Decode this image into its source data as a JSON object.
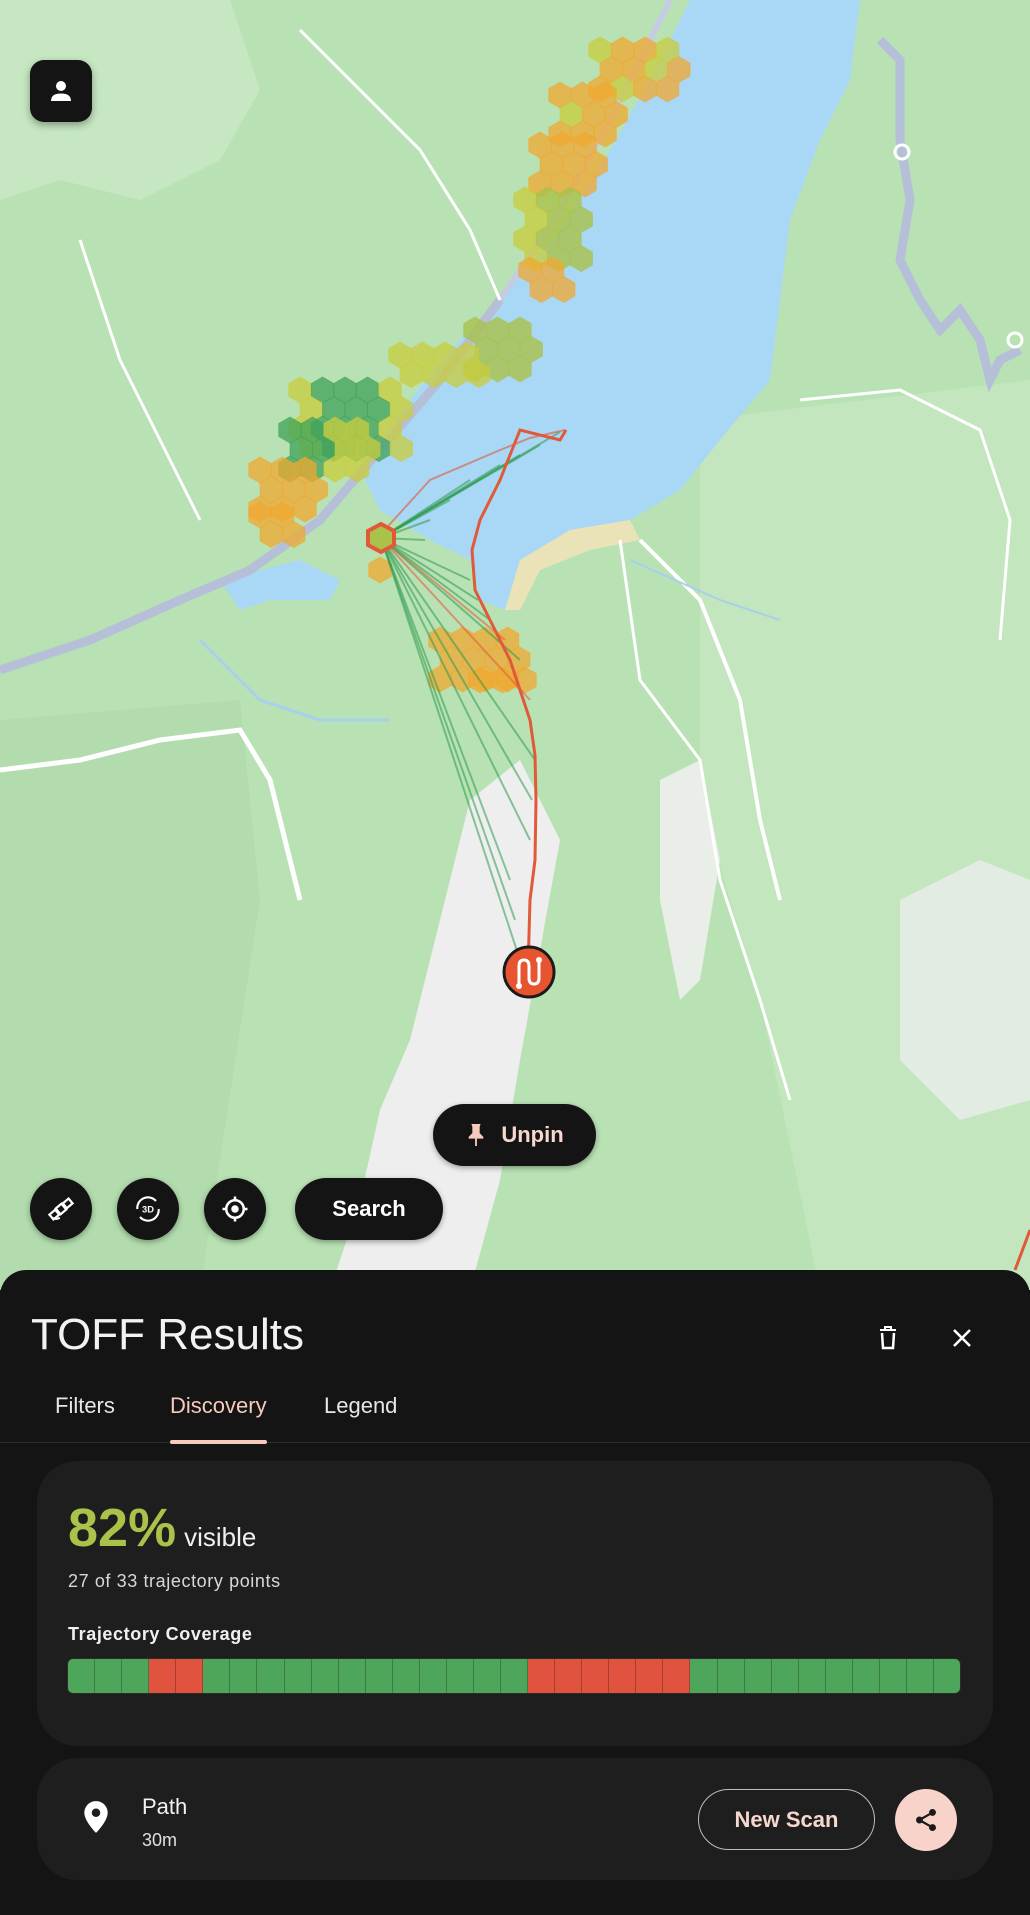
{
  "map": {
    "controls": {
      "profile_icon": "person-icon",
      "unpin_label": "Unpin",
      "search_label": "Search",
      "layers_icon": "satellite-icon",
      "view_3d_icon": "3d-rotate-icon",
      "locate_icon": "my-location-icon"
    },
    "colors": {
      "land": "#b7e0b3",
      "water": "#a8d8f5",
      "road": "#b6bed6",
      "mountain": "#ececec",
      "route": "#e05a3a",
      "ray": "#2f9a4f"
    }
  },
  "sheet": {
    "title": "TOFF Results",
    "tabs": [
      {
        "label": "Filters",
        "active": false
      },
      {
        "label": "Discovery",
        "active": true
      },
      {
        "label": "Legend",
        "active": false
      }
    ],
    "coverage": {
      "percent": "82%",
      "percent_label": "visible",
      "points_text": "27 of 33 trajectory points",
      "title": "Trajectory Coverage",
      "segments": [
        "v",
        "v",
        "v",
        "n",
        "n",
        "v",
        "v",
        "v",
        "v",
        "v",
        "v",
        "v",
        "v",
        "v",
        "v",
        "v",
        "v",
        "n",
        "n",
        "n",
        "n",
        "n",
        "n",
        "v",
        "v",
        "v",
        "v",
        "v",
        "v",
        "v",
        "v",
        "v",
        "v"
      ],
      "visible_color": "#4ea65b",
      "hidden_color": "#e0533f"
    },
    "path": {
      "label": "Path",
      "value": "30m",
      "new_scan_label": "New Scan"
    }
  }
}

● ● ● ● ● ● ●

AIM =>
From the records, copy every line that has the string "title" in it.

SOLUTION FOR THIS PROBLEM =>
    "title": "TOFF Results",
      "title": "Trajectory Coverage",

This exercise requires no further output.